··· GIVEN INFORMATION
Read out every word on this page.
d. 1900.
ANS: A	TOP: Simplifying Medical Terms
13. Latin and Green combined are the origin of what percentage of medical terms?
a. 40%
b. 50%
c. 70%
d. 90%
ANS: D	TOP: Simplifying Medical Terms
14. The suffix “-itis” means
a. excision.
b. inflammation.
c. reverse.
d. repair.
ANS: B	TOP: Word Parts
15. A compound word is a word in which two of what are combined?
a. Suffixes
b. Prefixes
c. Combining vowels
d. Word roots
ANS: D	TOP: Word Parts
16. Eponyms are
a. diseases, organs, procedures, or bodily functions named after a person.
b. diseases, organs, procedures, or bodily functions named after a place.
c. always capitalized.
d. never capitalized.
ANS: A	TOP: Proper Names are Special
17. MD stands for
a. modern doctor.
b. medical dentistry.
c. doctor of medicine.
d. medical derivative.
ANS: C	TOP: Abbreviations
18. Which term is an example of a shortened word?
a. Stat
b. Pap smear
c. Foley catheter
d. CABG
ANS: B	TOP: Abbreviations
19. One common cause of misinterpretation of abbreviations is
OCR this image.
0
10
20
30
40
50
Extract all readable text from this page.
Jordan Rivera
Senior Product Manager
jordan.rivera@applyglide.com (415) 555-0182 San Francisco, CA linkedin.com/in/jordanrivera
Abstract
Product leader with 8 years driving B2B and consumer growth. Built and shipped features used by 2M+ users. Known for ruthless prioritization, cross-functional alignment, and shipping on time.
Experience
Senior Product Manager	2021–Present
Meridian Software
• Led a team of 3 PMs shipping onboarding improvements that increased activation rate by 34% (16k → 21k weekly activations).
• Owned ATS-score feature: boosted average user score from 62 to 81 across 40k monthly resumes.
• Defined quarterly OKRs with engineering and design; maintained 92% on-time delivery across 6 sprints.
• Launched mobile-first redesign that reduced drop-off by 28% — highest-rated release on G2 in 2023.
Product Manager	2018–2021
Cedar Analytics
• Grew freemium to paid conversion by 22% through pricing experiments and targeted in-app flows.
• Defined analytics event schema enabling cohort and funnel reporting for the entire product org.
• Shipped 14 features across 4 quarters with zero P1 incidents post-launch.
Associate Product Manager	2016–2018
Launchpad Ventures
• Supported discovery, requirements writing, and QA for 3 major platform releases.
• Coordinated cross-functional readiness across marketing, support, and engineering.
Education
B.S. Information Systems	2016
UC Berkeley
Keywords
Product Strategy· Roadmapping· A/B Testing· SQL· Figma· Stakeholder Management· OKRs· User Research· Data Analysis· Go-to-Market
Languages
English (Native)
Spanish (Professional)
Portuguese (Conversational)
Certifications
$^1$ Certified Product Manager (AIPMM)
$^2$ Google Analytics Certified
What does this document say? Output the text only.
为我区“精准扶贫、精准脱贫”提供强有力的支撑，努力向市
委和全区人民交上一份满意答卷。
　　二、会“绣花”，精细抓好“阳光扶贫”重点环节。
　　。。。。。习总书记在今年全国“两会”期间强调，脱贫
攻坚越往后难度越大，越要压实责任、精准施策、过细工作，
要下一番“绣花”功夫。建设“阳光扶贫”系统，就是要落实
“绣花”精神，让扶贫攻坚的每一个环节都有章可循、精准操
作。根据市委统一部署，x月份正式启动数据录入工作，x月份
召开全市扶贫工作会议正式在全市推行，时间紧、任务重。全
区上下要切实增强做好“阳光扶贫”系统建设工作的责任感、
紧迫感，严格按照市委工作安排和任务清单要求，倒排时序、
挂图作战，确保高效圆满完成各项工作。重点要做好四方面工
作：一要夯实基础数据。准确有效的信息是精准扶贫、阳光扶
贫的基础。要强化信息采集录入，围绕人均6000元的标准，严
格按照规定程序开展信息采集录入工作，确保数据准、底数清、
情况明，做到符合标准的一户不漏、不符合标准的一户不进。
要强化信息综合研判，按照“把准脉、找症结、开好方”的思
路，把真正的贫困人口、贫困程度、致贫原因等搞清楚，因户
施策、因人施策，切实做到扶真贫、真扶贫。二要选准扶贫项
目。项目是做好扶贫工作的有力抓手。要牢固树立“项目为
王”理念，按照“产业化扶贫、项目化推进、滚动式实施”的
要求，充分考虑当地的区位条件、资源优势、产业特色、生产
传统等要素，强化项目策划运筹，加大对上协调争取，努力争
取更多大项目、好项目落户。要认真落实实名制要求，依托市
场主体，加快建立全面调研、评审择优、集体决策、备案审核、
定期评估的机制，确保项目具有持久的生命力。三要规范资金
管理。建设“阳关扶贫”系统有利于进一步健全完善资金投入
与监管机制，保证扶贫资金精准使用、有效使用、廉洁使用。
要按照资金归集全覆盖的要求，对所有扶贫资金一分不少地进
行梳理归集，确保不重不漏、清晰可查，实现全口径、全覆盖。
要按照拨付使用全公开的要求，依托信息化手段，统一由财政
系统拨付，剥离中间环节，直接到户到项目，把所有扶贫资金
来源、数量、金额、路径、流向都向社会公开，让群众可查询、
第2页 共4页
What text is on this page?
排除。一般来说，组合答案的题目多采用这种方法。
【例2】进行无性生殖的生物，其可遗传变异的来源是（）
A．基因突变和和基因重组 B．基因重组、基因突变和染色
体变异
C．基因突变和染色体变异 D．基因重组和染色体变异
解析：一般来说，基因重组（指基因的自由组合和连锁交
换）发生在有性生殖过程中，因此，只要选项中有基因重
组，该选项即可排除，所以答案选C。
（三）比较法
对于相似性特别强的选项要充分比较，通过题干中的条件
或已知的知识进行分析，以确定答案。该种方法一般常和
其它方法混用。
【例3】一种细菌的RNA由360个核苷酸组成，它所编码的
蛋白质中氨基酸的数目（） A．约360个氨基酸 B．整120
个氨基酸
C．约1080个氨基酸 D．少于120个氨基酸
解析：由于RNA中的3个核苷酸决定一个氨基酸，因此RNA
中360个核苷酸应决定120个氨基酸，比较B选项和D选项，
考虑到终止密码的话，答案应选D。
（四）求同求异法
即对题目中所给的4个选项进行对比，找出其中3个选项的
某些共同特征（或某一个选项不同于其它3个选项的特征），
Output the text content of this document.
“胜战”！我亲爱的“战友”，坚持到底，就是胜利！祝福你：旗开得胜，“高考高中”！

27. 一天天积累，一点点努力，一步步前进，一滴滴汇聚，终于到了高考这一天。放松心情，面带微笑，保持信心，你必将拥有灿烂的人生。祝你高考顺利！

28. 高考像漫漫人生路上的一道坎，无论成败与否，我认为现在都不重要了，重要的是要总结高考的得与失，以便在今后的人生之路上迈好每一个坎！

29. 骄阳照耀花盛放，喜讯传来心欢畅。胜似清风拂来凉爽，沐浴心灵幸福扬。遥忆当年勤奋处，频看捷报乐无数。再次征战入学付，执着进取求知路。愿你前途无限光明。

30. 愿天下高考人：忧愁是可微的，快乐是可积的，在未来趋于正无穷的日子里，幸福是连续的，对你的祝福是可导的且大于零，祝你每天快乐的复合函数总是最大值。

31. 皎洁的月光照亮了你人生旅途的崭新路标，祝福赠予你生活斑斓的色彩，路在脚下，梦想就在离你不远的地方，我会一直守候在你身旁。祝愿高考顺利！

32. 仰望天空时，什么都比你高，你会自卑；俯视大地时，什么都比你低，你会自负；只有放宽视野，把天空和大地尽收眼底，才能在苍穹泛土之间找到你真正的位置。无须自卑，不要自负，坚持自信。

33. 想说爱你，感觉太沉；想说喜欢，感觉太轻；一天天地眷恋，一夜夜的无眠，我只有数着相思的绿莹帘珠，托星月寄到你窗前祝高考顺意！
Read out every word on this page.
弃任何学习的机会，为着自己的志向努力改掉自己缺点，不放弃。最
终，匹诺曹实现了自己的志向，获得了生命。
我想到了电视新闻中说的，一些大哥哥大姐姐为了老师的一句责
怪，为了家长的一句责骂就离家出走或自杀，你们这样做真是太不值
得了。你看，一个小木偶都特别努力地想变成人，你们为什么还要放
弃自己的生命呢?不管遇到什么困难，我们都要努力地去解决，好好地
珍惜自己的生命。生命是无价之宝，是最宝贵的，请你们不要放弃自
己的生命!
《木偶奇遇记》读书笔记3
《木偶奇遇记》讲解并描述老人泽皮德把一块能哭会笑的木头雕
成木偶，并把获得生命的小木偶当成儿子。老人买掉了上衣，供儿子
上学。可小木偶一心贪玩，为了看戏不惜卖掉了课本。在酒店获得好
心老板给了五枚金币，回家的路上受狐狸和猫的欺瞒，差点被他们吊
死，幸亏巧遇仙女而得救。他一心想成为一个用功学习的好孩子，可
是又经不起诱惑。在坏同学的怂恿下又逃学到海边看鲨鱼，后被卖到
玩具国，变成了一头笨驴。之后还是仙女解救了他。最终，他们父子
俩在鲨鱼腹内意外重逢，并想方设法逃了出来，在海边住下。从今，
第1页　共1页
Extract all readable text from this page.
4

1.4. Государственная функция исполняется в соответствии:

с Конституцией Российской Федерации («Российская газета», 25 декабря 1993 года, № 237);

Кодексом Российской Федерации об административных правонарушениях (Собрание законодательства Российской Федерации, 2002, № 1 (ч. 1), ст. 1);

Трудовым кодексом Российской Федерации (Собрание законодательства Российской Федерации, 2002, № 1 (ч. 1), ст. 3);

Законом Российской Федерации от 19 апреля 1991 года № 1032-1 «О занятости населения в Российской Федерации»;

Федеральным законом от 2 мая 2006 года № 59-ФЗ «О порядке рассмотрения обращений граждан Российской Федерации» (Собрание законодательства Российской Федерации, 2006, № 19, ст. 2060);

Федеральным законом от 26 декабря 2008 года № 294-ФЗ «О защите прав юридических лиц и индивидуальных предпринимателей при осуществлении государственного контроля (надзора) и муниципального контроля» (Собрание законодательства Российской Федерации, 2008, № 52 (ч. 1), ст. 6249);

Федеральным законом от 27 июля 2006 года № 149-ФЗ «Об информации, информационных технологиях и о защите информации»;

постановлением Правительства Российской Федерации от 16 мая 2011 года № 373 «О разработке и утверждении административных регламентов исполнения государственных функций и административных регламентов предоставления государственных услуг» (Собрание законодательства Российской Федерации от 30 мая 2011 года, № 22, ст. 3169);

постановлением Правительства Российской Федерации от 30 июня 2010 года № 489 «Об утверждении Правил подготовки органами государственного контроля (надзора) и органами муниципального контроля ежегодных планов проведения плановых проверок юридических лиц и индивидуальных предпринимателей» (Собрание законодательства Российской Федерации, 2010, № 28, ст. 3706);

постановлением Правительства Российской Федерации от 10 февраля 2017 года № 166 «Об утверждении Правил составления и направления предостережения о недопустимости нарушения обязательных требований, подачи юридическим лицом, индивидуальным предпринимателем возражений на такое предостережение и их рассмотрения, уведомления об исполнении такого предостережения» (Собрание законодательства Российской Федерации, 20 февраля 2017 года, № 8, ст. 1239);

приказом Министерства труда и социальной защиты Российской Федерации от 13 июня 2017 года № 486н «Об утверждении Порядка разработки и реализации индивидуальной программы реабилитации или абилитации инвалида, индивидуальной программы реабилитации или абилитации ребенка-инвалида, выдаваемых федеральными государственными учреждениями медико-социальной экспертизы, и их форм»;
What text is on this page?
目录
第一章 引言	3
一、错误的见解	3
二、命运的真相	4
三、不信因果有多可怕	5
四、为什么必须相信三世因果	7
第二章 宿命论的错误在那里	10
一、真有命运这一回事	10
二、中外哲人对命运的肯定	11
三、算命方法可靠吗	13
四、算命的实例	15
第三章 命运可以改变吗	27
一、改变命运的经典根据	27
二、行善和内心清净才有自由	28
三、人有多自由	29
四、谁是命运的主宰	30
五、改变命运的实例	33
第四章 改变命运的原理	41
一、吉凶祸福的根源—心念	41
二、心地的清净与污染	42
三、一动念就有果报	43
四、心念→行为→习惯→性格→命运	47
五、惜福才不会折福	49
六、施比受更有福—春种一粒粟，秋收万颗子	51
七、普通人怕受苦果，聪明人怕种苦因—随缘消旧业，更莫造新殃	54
······
WORK TO BE COMPLETED: Extract each line holding the string "doctor".

EXPECTED OUTPUT:
a. modern doctor.
c. doctor of medicine.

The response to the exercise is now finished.